Recorded information:
§
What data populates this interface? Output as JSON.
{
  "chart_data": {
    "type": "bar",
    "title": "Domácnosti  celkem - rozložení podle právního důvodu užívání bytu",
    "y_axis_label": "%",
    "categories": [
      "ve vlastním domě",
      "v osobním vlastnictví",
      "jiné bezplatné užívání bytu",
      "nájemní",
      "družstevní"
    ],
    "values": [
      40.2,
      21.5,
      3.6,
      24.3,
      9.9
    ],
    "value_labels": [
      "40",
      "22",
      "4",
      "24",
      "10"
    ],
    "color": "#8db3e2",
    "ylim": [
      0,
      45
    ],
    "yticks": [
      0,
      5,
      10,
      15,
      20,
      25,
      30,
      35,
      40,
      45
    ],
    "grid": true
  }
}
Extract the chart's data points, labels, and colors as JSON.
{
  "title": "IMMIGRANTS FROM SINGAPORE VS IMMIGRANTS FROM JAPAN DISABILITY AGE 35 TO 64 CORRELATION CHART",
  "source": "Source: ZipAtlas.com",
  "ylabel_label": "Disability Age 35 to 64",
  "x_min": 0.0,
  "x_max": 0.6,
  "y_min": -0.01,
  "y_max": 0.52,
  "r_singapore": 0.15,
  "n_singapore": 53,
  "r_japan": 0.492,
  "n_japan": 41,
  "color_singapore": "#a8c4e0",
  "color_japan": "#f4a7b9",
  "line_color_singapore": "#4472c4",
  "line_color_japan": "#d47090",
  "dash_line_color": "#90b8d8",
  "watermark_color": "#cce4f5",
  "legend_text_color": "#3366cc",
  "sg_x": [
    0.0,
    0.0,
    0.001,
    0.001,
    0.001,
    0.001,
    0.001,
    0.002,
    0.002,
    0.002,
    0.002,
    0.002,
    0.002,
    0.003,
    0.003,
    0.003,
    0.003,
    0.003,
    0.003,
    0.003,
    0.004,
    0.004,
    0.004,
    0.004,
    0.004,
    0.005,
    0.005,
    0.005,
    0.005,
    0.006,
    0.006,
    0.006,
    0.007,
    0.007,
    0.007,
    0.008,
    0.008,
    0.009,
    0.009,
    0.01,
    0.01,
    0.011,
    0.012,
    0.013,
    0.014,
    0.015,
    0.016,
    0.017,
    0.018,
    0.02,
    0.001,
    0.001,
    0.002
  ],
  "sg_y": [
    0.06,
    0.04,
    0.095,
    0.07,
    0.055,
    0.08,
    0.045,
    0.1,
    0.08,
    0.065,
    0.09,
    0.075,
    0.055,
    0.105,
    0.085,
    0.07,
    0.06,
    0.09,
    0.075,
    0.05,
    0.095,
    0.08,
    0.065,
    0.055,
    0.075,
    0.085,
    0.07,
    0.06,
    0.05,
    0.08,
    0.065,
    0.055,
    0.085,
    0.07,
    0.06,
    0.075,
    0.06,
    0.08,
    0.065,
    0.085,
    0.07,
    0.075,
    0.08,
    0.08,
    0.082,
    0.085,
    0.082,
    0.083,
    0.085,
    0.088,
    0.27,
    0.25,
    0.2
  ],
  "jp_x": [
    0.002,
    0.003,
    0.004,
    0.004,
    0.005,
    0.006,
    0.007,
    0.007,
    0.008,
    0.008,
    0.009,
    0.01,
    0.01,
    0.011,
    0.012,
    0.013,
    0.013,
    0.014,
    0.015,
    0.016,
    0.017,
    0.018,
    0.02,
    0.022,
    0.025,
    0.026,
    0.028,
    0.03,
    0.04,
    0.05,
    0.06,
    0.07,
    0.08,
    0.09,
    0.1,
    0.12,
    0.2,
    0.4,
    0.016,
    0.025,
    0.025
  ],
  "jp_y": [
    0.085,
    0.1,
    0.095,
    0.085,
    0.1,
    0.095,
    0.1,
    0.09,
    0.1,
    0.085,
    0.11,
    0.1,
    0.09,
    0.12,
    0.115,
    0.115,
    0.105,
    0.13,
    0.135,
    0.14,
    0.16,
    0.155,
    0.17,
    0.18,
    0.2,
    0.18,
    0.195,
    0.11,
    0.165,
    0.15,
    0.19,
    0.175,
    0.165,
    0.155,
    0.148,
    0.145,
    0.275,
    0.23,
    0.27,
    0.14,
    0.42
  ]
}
§
Using the listing above, retype each line exactly.

What data populates this interface? Output as JSON.
{
  "chart_data": {
    "type": "bar",
    "title": "Domácnosti  celkem - rozložení podle právního důvodu užívání bytu",
    "y_axis_label": "%",
    "categories": [
      "ve vlastním domě",
      "v osobním vlastnictví",
      "jiné bezplatné užívání bytu",
      "nájemní",
      "družstevní"
    ],
    "values": [
      40.2,
      21.5,
      3.6,
      24.3,
      9.9
    ],
    "value_labels": [
      "40",
      "22",
      "4",
      "24",
      "10"
    ],
    "color": "#8db3e2",
    "ylim": [
      0,
      45
    ],
    "yticks": [
      0,
      5,
      10,
      15,
      20,
      25,
      30,
      35,
      40,
      45
    ],
    "grid": true
  }
}
Extract the chart's data points, labels, and colors as JSON.
{
  "title": "IMMIGRANTS FROM SINGAPORE VS IMMIGRANTS FROM JAPAN DISABILITY AGE 35 TO 64 CORRELATION CHART",
  "source": "Source: ZipAtlas.com",
  "ylabel_label": "Disability Age 35 to 64",
  "x_min": 0.0,
  "x_max": 0.6,
  "y_min": -0.01,
  "y_max": 0.52,
  "r_singapore": 0.15,
  "n_singapore": 53,
  "r_japan": 0.492,
  "n_japan": 41,
  "color_singapore": "#a8c4e0",
  "color_japan": "#f4a7b9",
  "line_color_singapore": "#4472c4",
  "line_color_japan": "#d47090",
  "dash_line_color": "#90b8d8",
  "watermark_color": "#cce4f5",
  "legend_text_color": "#3366cc",
  "sg_x": [
    0.0,
    0.0,
    0.001,
    0.001,
    0.001,
    0.001,
    0.001,
    0.002,
    0.002,
    0.002,
    0.002,
    0.002,
    0.002,
    0.003,
    0.003,
    0.003,
    0.003,
    0.003,
    0.003,
    0.003,
    0.004,
    0.004,
    0.004,
    0.004,
    0.004,
    0.005,
    0.005,
    0.005,
    0.005,
    0.006,
    0.006,
    0.006,
    0.007,
    0.007,
    0.007,
    0.008,
    0.008,
    0.009,
    0.009,
    0.01,
    0.01,
    0.011,
    0.012,
    0.013,
    0.014,
    0.015,
    0.016,
    0.017,
    0.018,
    0.02,
    0.001,
    0.001,
    0.002
  ],
  "sg_y": [
    0.06,
    0.04,
    0.095,
    0.07,
    0.055,
    0.08,
    0.045,
    0.1,
    0.08,
    0.065,
    0.09,
    0.075,
    0.055,
    0.105,
    0.085,
    0.07,
    0.06,
    0.09,
    0.075,
    0.05,
    0.095,
    0.08,
    0.065,
    0.055,
    0.075,
    0.085,
    0.07,
    0.06,
    0.05,
    0.08,
    0.065,
    0.055,
    0.085,
    0.07,
    0.06,
    0.075,
    0.06,
    0.08,
    0.065,
    0.085,
    0.07,
    0.075,
    0.08,
    0.08,
    0.082,
    0.085,
    0.082,
    0.083,
    0.085,
    0.088,
    0.27,
    0.25,
    0.2
  ],
  "jp_x": [
    0.002,
    0.003,
    0.004,
    0.004,
    0.005,
    0.006,
    0.007,
    0.007,
    0.008,
    0.008,
    0.009,
    0.01,
    0.01,
    0.011,
    0.012,
    0.013,
    0.013,
    0.014,
    0.015,
    0.016,
    0.017,
    0.018,
    0.02,
    0.022,
    0.025,
    0.026,
    0.028,
    0.03,
    0.04,
    0.05,
    0.06,
    0.07,
    0.08,
    0.09,
    0.1,
    0.12,
    0.2,
    0.4,
    0.016,
    0.025,
    0.025
  ],
  "jp_y": [
    0.085,
    0.1,
    0.095,
    0.085,
    0.1,
    0.095,
    0.1,
    0.09,
    0.1,
    0.085,
    0.11,
    0.1,
    0.09,
    0.12,
    0.115,
    0.115,
    0.105,
    0.13,
    0.135,
    0.14,
    0.16,
    0.155,
    0.17,
    0.18,
    0.2,
    0.18,
    0.195,
    0.11,
    0.165,
    0.15,
    0.19,
    0.175,
    0.165,
    0.155,
    0.148,
    0.145,
    0.275,
    0.23,
    0.27,
    0.14,
    0.42
  ]
}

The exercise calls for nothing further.